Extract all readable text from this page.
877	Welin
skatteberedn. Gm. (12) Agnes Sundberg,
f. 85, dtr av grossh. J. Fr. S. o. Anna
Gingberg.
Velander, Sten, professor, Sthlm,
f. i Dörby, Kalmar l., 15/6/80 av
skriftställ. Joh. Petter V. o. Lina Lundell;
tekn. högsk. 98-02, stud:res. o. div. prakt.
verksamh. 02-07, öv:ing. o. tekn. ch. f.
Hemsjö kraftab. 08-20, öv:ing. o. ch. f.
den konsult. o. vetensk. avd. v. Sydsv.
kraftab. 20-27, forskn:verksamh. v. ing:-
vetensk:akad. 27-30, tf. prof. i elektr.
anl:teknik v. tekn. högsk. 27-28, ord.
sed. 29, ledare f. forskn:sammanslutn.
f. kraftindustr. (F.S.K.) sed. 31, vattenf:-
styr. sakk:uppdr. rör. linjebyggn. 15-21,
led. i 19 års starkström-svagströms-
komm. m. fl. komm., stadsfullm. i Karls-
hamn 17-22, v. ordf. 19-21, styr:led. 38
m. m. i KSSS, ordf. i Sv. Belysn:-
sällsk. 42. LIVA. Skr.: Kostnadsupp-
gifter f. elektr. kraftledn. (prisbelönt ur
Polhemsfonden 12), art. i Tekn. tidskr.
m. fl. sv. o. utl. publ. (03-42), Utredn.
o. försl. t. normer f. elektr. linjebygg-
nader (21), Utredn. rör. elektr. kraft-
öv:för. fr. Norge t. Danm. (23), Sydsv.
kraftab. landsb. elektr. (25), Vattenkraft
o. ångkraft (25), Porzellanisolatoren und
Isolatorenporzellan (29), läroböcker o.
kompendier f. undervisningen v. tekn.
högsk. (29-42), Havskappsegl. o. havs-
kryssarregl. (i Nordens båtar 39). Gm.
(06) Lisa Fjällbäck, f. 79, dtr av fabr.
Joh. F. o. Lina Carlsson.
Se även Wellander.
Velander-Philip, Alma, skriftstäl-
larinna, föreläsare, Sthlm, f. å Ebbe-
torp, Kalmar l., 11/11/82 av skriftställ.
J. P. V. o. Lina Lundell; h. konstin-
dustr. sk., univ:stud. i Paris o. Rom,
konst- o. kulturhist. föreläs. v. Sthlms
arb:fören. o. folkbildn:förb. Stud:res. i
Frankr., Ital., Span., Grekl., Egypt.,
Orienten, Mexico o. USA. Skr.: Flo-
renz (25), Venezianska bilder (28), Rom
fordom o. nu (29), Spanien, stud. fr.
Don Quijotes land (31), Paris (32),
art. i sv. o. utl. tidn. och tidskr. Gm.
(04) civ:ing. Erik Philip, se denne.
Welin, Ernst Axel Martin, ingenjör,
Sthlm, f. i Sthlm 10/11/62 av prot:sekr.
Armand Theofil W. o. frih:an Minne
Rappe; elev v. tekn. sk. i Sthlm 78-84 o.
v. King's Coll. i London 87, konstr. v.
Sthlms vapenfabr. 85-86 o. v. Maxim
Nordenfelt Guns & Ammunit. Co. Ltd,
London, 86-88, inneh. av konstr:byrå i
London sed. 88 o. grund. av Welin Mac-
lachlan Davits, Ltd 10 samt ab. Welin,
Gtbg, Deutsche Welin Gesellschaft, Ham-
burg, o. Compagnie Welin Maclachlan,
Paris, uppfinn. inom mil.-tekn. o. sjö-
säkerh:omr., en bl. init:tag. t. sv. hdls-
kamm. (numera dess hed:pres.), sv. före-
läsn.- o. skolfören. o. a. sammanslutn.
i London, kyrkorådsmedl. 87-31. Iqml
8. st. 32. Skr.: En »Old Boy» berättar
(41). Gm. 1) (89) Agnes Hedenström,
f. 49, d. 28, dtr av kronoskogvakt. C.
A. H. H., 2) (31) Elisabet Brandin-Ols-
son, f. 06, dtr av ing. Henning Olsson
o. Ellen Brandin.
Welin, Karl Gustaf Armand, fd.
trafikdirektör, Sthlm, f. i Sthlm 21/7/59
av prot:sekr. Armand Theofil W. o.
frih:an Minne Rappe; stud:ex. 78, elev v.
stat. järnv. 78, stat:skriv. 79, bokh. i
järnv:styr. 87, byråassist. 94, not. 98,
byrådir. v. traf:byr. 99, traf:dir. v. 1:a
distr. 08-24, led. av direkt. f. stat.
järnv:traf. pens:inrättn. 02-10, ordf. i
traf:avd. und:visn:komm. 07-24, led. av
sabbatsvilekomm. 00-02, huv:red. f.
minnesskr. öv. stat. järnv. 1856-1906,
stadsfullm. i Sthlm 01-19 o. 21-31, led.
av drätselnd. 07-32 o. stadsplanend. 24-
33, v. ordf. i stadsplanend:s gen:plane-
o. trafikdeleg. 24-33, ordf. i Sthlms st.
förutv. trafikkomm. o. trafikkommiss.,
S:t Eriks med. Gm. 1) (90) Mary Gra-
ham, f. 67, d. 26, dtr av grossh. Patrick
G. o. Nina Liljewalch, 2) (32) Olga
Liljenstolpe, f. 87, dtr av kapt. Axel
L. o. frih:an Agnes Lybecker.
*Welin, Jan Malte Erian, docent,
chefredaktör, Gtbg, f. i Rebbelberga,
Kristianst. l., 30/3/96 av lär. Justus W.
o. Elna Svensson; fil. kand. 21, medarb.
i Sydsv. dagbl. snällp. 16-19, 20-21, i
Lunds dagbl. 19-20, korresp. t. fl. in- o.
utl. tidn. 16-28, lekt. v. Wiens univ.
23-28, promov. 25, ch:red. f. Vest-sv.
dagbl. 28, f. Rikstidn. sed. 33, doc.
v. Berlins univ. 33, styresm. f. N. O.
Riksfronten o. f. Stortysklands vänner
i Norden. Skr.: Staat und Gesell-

> Prompt:
Retype all of the material, keeping each line exact.

> Correct result:
Extract all readable text from this page.
877	Welin
skatteberedn. Gm. (12) Agnes Sundberg,
f. 85, dtr av grossh. J. Fr. S. o. Anna
Gingberg.
Velander, Sten, professor, Sthlm,
f. i Dörby, Kalmar l., 15/6/80 av
skriftställ. Joh. Petter V. o. Lina Lundell;
tekn. högsk. 98-02, stud:res. o. div. prakt.
verksamh. 02-07, öv:ing. o. tekn. ch. f.
Hemsjö kraftab. 08-20, öv:ing. o. ch. f.
den konsult. o. vetensk. avd. v. Sydsv.
kraftab. 20-27, forskn:verksamh. v. ing:-
vetensk:akad. 27-30, tf. prof. i elektr.
anl:teknik v. tekn. högsk. 27-28, ord.
sed. 29, ledare f. forskn:sammanslutn.
f. kraftindustr. (F.S.K.) sed. 31, vattenf:-
styr. sakk:uppdr. rör. linjebyggn. 15-21,
led. i 19 års starkström-svagströms-
komm. m. fl. komm., stadsfullm. i Karls-
hamn 17-22, v. ordf. 19-21, styr:led. 38
m. m. i KSSS, ordf. i Sv. Belysn:-
sällsk. 42. LIVA. Skr.: Kostnadsupp-
gifter f. elektr. kraftledn. (prisbelönt ur
Polhemsfonden 12), art. i Tekn. tidskr.
m. fl. sv. o. utl. publ. (03-42), Utredn.
o. försl. t. normer f. elektr. linjebygg-
nader (21), Utredn. rör. elektr. kraft-
öv:för. fr. Norge t. Danm. (23), Sydsv.
kraftab. landsb. elektr. (25), Vattenkraft
o. ångkraft (25), Porzellanisolatoren und
Isolatorenporzellan (29), läroböcker o.
kompendier f. undervisningen v. tekn.
högsk. (29-42), Havskappsegl. o. havs-
kryssarregl. (i Nordens båtar 39). Gm.
(06) Lisa Fjällbäck, f. 79, dtr av fabr.
Joh. F. o. Lina Carlsson.
Se även Wellander.
Velander-Philip, Alma, skriftstäl-
larinna, föreläsare, Sthlm, f. å Ebbe-
torp, Kalmar l., 11/11/82 av skriftställ.
J. P. V. o. Lina Lundell; h. konstin-
dustr. sk., univ:stud. i Paris o. Rom,
konst- o. kulturhist. föreläs. v. Sthlms
arb:fören. o. folkbildn:förb. Stud:res. i
Frankr., Ital., Span., Grekl., Egypt.,
Orienten, Mexico o. USA. Skr.: Flo-
renz (25), Venezianska bilder (28), Rom
fordom o. nu (29), Spanien, stud. fr.
Don Quijotes land (31), Paris (32),
art. i sv. o. utl. tidn. och tidskr. Gm.
(04) civ:ing. Erik Philip, se denne.
Welin, Ernst Axel Martin, ingenjör,
Sthlm, f. i Sthlm 10/11/62 av prot:sekr.
Armand Theofil W. o. frih:an Minne
Rappe; elev v. tekn. sk. i Sthlm 78-84 o.
v. King's Coll. i London 87, konstr. v.
Sthlms vapenfabr. 85-86 o. v. Maxim
Nordenfelt Guns & Ammunit. Co. Ltd,
London, 86-88, inneh. av konstr:byrå i
London sed. 88 o. grund. av Welin Mac-
lachlan Davits, Ltd 10 samt ab. Welin,
Gtbg, Deutsche Welin Gesellschaft, Ham-
burg, o. Compagnie Welin Maclachlan,
Paris, uppfinn. inom mil.-tekn. o. sjö-
säkerh:omr., en bl. init:tag. t. sv. hdls-
kamm. (numera dess hed:pres.), sv. före-
läsn.- o. skolfören. o. a. sammanslutn.
i London, kyrkorådsmedl. 87-31. Iqml
8. st. 32. Skr.: En »Old Boy» berättar
(41). Gm. 1) (89) Agnes Hedenström,
f. 49, d. 28, dtr av kronoskogvakt. C.
A. H. H., 2) (31) Elisabet Brandin-Ols-
son, f. 06, dtr av ing. Henning Olsson
o. Ellen Brandin.
Welin, Karl Gustaf Armand, fd.
trafikdirektör, Sthlm, f. i Sthlm 21/7/59
av prot:sekr. Armand Theofil W. o.
frih:an Minne Rappe; stud:ex. 78, elev v.
stat. järnv. 78, stat:skriv. 79, bokh. i
järnv:styr. 87, byråassist. 94, not. 98,
byrådir. v. traf:byr. 99, traf:dir. v. 1:a
distr. 08-24, led. av direkt. f. stat.
järnv:traf. pens:inrättn. 02-10, ordf. i
traf:avd. und:visn:komm. 07-24, led. av
sabbatsvilekomm. 00-02, huv:red. f.
minnesskr. öv. stat. järnv. 1856-1906,
stadsfullm. i Sthlm 01-19 o. 21-31, led.
av drätselnd. 07-32 o. stadsplanend. 24-
33, v. ordf. i stadsplanend:s gen:plane-
o. trafikdeleg. 24-33, ordf. i Sthlms st.
förutv. trafikkomm. o. trafikkommiss.,
S:t Eriks med. Gm. 1) (90) Mary Gra-
ham, f. 67, d. 26, dtr av grossh. Patrick
G. o. Nina Liljewalch, 2) (32) Olga
Liljenstolpe, f. 87, dtr av kapt. Axel
L. o. frih:an Agnes Lybecker.
*Welin, Jan Malte Erian, docent,
chefredaktör, Gtbg, f. i Rebbelberga,
Kristianst. l., 30/3/96 av lär. Justus W.
o. Elna Svensson; fil. kand. 21, medarb.
i Sydsv. dagbl. snällp. 16-19, 20-21, i
Lunds dagbl. 19-20, korresp. t. fl. in- o.
utl. tidn. 16-28, lekt. v. Wiens univ.
23-28, promov. 25, ch:red. f. Vest-sv.
dagbl. 28, f. Rikstidn. sed. 33, doc.
v. Berlins univ. 33, styresm. f. N. O.
Riksfronten o. f. Stortysklands vänner
i Norden. Skr.: Staat und Gesell-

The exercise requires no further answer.